→ WHAT TO WORK ON
Return each of the rows below word for word, keeping every line unchanged.

Annotated element listings
● ● ●

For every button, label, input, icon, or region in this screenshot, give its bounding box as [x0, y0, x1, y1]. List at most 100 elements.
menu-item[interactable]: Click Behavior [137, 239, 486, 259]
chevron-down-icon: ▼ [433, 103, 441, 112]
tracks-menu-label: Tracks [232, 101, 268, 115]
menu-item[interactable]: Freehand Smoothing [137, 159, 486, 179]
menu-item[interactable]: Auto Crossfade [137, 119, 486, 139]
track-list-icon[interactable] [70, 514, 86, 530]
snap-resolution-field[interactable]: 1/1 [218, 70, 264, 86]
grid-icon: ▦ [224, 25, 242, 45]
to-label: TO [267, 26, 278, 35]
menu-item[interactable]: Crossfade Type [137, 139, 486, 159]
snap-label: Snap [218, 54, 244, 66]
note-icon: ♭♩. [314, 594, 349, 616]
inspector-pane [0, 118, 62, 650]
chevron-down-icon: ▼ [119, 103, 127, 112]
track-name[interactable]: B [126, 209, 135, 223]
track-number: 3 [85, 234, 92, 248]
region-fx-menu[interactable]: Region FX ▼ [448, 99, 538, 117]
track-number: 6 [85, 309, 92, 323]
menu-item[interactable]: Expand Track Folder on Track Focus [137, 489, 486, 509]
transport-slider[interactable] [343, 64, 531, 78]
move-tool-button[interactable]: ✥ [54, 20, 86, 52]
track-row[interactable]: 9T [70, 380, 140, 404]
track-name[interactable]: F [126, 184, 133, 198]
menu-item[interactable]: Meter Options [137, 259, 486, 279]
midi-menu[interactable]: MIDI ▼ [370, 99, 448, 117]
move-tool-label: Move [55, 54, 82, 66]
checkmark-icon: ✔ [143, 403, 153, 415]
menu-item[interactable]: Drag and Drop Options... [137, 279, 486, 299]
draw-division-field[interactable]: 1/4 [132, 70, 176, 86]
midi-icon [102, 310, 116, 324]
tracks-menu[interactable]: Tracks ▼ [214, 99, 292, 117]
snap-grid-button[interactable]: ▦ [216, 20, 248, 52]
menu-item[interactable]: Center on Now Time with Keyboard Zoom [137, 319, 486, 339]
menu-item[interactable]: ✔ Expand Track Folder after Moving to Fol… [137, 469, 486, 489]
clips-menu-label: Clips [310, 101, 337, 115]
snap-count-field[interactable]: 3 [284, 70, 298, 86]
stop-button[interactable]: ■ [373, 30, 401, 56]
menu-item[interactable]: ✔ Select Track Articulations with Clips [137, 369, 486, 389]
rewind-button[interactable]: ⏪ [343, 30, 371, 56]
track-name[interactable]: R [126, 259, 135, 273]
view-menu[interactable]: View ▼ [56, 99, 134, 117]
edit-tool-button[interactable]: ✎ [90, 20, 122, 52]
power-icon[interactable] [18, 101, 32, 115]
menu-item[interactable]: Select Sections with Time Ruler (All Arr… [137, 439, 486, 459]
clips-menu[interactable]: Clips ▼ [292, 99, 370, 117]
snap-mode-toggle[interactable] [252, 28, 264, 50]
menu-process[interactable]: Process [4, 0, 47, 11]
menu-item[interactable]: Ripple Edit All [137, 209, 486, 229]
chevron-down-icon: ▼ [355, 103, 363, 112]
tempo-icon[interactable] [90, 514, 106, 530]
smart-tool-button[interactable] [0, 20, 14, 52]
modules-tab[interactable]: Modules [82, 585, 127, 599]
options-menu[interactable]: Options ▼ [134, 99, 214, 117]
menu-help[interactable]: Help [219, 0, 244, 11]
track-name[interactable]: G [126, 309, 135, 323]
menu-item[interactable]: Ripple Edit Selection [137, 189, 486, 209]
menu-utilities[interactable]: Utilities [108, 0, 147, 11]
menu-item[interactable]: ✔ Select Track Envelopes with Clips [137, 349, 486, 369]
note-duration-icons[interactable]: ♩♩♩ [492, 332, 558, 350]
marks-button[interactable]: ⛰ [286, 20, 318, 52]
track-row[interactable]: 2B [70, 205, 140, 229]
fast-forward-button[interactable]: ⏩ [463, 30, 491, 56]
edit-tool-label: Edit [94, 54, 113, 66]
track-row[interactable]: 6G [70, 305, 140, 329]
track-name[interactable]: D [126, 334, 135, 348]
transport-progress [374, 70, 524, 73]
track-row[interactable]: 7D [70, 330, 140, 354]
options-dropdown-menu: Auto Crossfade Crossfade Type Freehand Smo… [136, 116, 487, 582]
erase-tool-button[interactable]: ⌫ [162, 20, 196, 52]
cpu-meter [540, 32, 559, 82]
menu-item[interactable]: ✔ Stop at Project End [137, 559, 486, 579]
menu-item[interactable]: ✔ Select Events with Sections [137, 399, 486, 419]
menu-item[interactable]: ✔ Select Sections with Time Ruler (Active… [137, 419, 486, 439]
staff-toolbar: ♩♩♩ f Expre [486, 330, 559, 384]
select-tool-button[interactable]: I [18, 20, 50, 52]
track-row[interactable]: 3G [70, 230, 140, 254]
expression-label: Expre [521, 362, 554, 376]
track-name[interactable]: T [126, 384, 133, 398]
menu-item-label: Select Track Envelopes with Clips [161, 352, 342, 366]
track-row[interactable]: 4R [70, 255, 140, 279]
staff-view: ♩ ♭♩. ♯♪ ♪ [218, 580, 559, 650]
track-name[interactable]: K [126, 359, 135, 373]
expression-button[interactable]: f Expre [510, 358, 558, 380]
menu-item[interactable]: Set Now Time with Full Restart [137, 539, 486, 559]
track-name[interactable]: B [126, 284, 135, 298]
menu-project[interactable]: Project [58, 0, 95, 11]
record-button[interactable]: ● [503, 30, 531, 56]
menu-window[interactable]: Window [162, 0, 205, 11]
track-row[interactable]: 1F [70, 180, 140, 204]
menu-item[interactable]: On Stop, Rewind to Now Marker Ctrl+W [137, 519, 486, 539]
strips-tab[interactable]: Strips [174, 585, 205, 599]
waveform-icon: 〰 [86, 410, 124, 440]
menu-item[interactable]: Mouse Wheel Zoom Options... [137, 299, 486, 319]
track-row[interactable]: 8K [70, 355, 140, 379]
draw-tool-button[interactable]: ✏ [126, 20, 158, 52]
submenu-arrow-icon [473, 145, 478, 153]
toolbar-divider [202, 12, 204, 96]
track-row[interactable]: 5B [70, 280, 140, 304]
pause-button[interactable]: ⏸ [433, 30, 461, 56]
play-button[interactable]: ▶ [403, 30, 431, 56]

● ● ●

→ RESULT FOR THIS TASK
For every button, label, input, icon, or region in this screenshot, give its bounding box as [x0, y0, x1, y1]. List at most 100 elements.
menu-item[interactable]: Click Behavior [137, 239, 486, 259]
chevron-down-icon: ▼ [433, 103, 441, 112]
tracks-menu-label: Tracks [232, 101, 268, 115]
menu-item[interactable]: Freehand Smoothing [137, 159, 486, 179]
menu-item[interactable]: Auto Crossfade [137, 119, 486, 139]
track-list-icon[interactable] [70, 514, 86, 530]
snap-resolution-field[interactable]: 1/1 [218, 70, 264, 86]
grid-icon: ▦ [224, 25, 242, 45]
to-label: TO [267, 26, 278, 35]
menu-item[interactable]: Crossfade Type [137, 139, 486, 159]
snap-label: Snap [218, 54, 244, 66]
note-icon: ♭♩. [314, 594, 349, 616]
inspector-pane [0, 118, 62, 650]
chevron-down-icon: ▼ [119, 103, 127, 112]
track-name[interactable]: B [126, 209, 135, 223]
track-number: 3 [85, 234, 92, 248]
region-fx-menu[interactable]: Region FX ▼ [448, 99, 538, 117]
track-number: 6 [85, 309, 92, 323]
menu-item[interactable]: Expand Track Folder on Track Focus [137, 489, 486, 509]
transport-slider[interactable] [343, 64, 531, 78]
move-tool-button[interactable]: ✥ [54, 20, 86, 52]
track-row[interactable]: 9T [70, 380, 140, 404]
track-name[interactable]: F [126, 184, 133, 198]
menu-item[interactable]: Meter Options [137, 259, 486, 279]
midi-menu[interactable]: MIDI ▼ [370, 99, 448, 117]
move-tool-label: Move [55, 54, 82, 66]
checkmark-icon: ✔ [143, 403, 153, 415]
menu-item[interactable]: Drag and Drop Options... [137, 279, 486, 299]
draw-division-field[interactable]: 1/4 [132, 70, 176, 86]
midi-icon [102, 310, 116, 324]
tracks-menu[interactable]: Tracks ▼ [214, 99, 292, 117]
snap-grid-button[interactable]: ▦ [216, 20, 248, 52]
menu-item[interactable]: Center on Now Time with Keyboard Zoom [137, 319, 486, 339]
menu-item[interactable]: ✔ Expand Track Folder after Moving to Fol… [137, 469, 486, 489]
clips-menu-label: Clips [310, 101, 337, 115]
snap-count-field[interactable]: 3 [284, 70, 298, 86]
stop-button[interactable]: ■ [373, 30, 401, 56]
menu-item[interactable]: ✔ Select Track Articulations with Clips [137, 369, 486, 389]
rewind-button[interactable]: ⏪ [343, 30, 371, 56]
track-name[interactable]: R [126, 259, 135, 273]
view-menu[interactable]: View ▼ [56, 99, 134, 117]
edit-tool-button[interactable]: ✎ [90, 20, 122, 52]
power-icon[interactable] [18, 101, 32, 115]
menu-item[interactable]: Select Sections with Time Ruler (All Arr… [137, 439, 486, 459]
clips-menu[interactable]: Clips ▼ [292, 99, 370, 117]
snap-mode-toggle[interactable] [252, 28, 264, 50]
menu-process[interactable]: Process [4, 0, 47, 11]
menu-item[interactable]: Ripple Edit All [137, 209, 486, 229]
chevron-down-icon: ▼ [355, 103, 363, 112]
tempo-icon[interactable] [90, 514, 106, 530]
smart-tool-button[interactable] [0, 20, 14, 52]
modules-tab[interactable]: Modules [82, 585, 127, 599]
options-menu[interactable]: Options ▼ [134, 99, 214, 117]
menu-help[interactable]: Help [219, 0, 244, 11]
track-name[interactable]: G [126, 309, 135, 323]
menu-item[interactable]: Ripple Edit Selection [137, 189, 486, 209]
menu-utilities[interactable]: Utilities [108, 0, 147, 11]
menu-item[interactable]: ✔ Select Track Envelopes with Clips [137, 349, 486, 369]
note-duration-icons[interactable]: ♩♩♩ [492, 332, 558, 350]
marks-button[interactable]: ⛰ [286, 20, 318, 52]
track-row[interactable]: 2B [70, 205, 140, 229]
fast-forward-button[interactable]: ⏩ [463, 30, 491, 56]
edit-tool-label: Edit [94, 54, 113, 66]
track-row[interactable]: 6G [70, 305, 140, 329]
track-name[interactable]: D [126, 334, 135, 348]
transport-progress [374, 70, 524, 73]
track-row[interactable]: 7D [70, 330, 140, 354]
options-dropdown-menu: Auto Crossfade Crossfade Type Freehand Smo… [136, 116, 487, 582]
erase-tool-button[interactable]: ⌫ [162, 20, 196, 52]
cpu-meter [540, 32, 559, 82]
menu-item[interactable]: ✔ Stop at Project End [137, 559, 486, 579]
menu-item[interactable]: ✔ Select Events with Sections [137, 399, 486, 419]
menu-item[interactable]: ✔ Select Sections with Time Ruler (Active… [137, 419, 486, 439]
staff-toolbar: ♩♩♩ f Expre [486, 330, 559, 384]
select-tool-button[interactable]: I [18, 20, 50, 52]
track-row[interactable]: 3G [70, 230, 140, 254]
expression-label: Expre [521, 362, 554, 376]
track-name[interactable]: T [126, 384, 133, 398]
menu-item-label: Select Track Envelopes with Clips [161, 352, 342, 366]
track-row[interactable]: 4R [70, 255, 140, 279]
staff-view: ♩ ♭♩. ♯♪ ♪ [218, 580, 559, 650]
track-name[interactable]: K [126, 359, 135, 373]
expression-button[interactable]: f Expre [510, 358, 558, 380]
menu-item[interactable]: Set Now Time with Full Restart [137, 539, 486, 559]
track-name[interactable]: B [126, 284, 135, 298]
menu-project[interactable]: Project [58, 0, 95, 11]
record-button[interactable]: ● [503, 30, 531, 56]
menu-window[interactable]: Window [162, 0, 205, 11]
track-row[interactable]: 1F [70, 180, 140, 204]
menu-item[interactable]: On Stop, Rewind to Now Marker Ctrl+W [137, 519, 486, 539]
strips-tab[interactable]: Strips [174, 585, 205, 599]
waveform-icon: 〰 [86, 410, 124, 440]
menu-item[interactable]: Mouse Wheel Zoom Options... [137, 299, 486, 319]
track-row[interactable]: 8K [70, 355, 140, 379]
draw-tool-button[interactable]: ✏ [126, 20, 158, 52]
submenu-arrow-icon [473, 145, 478, 153]
toolbar-divider [202, 12, 204, 96]
track-row[interactable]: 5B [70, 280, 140, 304]
pause-button[interactable]: ⏸ [433, 30, 461, 56]
play-button[interactable]: ▶ [403, 30, 431, 56]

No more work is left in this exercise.